■ **Passage provided**
· · · · ·
Mike O (the guy who worked with A Database's Database), sent in an entertaining story about a vendor app he's been working with ...

At our shop, we use an off-the-shelf web-based application called "Magic" for defect tracking, migration scheduling, and a few other things. Magic lacks some of the features that I would consider a must, such as generating an email with the contents of a ticket. Or allowing you to search for tickets in any meaningful way. Or even providing a reasonable way to find your own tickets.

Given its little quirks, I still would consider Magic to be an "average" application. That is, until I started looking into building small applications to work around its shortcomings. My favorite example comes when I was researching a way to do deep linking so we could directly open a ticket window without having to go though all the layers of the UI. I was finally able to figure it out, and it looks something like this ...
· · · · ·
■ **Extracted data**
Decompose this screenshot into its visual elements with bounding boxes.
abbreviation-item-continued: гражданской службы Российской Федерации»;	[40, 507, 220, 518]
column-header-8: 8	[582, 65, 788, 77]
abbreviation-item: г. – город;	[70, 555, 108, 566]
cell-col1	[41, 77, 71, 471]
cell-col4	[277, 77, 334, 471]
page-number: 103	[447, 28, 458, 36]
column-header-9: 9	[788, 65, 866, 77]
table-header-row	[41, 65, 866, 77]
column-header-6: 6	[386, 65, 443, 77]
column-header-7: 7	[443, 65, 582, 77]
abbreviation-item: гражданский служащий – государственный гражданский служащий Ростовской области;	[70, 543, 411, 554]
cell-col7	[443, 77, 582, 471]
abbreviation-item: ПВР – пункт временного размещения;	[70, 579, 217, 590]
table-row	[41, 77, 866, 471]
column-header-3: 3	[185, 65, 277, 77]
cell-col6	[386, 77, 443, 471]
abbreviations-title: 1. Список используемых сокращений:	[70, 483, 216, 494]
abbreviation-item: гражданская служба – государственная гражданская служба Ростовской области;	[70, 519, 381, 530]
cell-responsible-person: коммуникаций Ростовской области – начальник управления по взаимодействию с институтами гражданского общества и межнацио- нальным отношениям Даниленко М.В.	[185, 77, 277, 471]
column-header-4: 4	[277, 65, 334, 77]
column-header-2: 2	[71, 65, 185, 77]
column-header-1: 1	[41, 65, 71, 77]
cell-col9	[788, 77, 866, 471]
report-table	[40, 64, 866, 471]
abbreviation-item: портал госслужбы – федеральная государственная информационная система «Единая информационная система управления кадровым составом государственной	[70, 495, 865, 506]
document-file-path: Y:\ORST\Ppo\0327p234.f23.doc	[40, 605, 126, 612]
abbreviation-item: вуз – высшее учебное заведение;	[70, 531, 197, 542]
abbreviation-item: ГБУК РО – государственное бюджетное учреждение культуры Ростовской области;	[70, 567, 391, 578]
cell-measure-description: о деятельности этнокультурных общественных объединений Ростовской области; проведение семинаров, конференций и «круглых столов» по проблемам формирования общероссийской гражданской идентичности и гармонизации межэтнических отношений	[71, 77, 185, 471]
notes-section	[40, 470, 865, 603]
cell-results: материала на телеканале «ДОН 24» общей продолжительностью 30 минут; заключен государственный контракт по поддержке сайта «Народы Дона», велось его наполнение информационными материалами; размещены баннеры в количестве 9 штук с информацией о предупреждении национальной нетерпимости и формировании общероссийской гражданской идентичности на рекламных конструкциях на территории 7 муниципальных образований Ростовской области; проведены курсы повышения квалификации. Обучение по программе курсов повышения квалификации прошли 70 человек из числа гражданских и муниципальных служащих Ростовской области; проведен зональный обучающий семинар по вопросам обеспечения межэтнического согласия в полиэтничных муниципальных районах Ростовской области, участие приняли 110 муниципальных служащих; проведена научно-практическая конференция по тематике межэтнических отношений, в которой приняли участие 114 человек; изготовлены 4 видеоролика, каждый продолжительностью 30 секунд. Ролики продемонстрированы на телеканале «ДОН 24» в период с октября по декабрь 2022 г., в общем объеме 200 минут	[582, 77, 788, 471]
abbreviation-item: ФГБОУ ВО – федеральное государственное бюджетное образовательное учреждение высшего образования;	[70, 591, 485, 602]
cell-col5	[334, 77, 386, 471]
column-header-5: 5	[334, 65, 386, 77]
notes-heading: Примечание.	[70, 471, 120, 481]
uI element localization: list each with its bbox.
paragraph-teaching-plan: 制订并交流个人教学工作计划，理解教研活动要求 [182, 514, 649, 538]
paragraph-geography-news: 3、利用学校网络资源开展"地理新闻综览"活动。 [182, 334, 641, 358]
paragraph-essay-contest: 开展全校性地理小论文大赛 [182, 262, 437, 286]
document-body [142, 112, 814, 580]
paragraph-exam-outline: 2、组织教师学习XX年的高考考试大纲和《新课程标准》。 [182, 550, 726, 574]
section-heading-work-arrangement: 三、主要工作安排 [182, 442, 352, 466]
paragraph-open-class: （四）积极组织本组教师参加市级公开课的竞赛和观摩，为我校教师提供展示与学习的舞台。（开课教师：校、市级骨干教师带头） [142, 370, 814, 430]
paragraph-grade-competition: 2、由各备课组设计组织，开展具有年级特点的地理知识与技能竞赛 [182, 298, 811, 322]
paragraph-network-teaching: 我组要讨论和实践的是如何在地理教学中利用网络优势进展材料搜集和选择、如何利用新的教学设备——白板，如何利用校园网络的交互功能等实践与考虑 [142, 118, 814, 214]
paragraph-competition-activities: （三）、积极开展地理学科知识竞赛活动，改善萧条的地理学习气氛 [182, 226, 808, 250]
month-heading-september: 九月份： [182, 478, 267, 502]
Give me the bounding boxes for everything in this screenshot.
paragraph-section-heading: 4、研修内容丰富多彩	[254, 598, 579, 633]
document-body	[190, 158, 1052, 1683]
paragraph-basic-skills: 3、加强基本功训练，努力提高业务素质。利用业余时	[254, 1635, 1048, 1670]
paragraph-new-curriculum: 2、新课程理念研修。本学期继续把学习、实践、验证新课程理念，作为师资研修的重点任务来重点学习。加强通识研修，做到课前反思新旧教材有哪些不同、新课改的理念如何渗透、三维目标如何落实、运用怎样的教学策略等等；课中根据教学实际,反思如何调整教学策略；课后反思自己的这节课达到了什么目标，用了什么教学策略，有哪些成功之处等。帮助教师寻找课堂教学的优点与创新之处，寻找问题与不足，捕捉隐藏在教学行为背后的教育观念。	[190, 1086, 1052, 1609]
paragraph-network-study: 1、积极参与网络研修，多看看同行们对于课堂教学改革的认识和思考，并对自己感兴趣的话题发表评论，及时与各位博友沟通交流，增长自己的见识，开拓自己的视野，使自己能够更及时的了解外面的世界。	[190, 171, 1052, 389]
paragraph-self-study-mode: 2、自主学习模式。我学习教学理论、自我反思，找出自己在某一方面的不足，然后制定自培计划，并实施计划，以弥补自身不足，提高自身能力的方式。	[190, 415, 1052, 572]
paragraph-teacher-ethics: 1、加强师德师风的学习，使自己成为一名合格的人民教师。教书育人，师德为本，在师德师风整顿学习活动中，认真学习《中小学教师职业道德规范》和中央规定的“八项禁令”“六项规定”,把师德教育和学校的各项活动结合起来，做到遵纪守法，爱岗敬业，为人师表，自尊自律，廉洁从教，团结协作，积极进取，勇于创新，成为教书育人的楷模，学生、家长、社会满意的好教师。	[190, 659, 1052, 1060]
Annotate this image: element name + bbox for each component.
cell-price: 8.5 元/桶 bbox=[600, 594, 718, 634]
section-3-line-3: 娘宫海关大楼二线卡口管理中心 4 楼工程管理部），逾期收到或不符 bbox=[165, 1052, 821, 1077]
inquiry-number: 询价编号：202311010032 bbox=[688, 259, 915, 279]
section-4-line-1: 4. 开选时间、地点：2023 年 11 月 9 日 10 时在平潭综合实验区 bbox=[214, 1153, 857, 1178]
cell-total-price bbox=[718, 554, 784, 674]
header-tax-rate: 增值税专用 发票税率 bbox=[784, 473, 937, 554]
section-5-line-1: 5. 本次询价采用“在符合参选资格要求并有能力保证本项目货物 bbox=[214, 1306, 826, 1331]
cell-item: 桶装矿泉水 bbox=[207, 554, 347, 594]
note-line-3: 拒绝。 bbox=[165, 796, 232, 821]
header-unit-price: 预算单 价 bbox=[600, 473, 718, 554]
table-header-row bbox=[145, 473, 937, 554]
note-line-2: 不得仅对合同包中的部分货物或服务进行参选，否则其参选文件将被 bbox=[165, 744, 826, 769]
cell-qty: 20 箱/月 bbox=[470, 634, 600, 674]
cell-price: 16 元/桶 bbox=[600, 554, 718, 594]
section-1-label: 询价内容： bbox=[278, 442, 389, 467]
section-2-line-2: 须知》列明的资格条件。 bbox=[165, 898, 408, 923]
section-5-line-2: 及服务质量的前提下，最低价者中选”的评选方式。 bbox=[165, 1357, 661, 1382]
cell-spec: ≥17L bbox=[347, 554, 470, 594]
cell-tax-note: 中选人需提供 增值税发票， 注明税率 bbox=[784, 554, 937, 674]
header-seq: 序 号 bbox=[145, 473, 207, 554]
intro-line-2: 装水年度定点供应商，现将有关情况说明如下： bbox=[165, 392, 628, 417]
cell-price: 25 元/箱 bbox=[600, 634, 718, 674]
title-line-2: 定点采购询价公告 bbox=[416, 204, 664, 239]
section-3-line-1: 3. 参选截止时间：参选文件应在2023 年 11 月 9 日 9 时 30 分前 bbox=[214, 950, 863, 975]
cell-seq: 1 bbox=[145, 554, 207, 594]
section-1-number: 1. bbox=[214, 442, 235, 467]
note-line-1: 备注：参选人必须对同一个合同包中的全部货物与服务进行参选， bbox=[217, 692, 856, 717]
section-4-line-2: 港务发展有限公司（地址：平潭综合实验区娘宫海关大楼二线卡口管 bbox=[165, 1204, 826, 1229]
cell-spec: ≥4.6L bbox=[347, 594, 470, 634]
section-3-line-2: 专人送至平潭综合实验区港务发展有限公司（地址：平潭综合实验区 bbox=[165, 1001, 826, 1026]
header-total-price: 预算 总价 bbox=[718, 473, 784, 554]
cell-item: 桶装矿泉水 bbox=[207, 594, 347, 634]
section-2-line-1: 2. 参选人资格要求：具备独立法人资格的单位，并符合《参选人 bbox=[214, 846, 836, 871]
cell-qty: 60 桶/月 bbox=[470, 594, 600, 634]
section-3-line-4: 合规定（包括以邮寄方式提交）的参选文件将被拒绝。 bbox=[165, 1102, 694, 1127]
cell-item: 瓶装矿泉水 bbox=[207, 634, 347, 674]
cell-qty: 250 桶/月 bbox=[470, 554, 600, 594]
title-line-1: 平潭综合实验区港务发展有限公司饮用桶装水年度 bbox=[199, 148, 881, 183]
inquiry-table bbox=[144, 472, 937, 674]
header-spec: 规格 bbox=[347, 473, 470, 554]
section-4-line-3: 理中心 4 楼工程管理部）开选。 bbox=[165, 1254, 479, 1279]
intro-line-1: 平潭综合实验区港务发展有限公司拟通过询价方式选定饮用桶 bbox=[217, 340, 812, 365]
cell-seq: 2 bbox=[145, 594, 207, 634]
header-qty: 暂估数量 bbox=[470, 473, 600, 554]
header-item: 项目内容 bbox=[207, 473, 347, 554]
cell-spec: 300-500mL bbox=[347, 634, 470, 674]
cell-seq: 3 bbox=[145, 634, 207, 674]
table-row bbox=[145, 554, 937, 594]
· · · · ·
■ **What the task requires**
Please reproduce word for word the stretch from "Mike O (the" through "your own tickets." in the story about the Magic defect-tracking app.

■ **Written solution**
Mike O (the guy who worked with A Database's Database), sent in an entertaining story about a vendor app he's been working with ...

At our shop, we use an off-the-shelf web-based application called "Magic" for defect tracking, migration scheduling, and a few other things. Magic lacks some of the features that I would consider a must, such as generating an email with the contents of a ticket. Or allowing you to search for tickets in any meaningful way. Or even providing a reasonable way to find your own tickets.